Provided data.
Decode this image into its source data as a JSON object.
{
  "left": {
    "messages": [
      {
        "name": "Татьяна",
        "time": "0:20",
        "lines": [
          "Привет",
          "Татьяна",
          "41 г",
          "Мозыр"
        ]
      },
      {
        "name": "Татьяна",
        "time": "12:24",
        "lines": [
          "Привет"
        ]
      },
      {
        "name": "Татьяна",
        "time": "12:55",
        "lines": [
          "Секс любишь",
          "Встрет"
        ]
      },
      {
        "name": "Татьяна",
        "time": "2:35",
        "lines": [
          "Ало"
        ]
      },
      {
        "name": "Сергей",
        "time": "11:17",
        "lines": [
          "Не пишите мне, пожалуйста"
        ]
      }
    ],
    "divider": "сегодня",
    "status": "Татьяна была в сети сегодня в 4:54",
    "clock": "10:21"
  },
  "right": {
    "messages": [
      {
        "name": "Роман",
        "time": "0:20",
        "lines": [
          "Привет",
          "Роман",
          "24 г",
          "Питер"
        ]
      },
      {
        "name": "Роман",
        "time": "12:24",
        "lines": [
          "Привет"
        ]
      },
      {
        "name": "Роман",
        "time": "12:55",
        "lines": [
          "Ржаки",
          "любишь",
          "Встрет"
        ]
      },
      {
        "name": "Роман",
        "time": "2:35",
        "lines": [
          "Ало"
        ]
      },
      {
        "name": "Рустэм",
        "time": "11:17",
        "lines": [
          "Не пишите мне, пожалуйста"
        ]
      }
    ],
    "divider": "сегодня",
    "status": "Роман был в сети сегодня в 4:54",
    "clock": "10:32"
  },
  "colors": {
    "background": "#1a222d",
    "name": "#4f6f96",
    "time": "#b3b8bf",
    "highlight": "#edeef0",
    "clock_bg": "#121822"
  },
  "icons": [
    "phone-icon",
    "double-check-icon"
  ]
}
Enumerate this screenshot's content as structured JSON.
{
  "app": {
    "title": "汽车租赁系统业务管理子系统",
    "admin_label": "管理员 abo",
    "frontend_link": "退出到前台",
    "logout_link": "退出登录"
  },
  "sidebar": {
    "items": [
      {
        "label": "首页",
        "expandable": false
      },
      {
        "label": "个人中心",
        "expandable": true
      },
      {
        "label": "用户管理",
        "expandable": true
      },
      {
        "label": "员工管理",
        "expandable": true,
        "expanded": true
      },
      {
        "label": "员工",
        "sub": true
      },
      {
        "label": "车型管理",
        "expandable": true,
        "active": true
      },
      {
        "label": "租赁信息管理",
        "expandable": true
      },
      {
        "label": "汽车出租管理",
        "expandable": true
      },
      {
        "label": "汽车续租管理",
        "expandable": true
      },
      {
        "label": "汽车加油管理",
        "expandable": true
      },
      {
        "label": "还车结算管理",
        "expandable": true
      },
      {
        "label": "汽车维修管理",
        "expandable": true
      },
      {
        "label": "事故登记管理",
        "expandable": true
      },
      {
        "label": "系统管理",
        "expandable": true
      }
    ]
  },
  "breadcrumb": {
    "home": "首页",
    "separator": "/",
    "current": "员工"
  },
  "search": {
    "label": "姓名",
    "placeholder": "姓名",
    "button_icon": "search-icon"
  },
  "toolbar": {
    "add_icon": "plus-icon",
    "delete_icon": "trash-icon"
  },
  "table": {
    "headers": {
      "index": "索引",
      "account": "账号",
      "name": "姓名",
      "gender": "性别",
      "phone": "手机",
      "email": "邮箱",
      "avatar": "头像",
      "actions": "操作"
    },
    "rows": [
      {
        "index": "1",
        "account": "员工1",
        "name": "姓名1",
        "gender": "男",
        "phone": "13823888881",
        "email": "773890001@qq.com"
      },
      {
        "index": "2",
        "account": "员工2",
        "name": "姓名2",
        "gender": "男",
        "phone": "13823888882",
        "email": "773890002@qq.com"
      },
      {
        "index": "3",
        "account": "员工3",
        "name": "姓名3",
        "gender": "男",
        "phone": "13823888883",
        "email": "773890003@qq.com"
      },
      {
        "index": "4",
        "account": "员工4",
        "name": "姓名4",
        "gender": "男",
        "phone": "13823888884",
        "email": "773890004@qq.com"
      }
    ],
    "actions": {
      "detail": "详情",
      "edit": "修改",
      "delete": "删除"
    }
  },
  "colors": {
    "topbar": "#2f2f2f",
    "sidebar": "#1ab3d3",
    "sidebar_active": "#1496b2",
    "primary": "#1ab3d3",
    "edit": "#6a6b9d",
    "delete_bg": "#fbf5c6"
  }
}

Your goal.
Search the entries for the word "сети" and copy every line that has it.

Task solution.
    "status": "Татьяна была в сети сегодня в 4:54",
    "status": "Роман был в сети сегодня в 4:54",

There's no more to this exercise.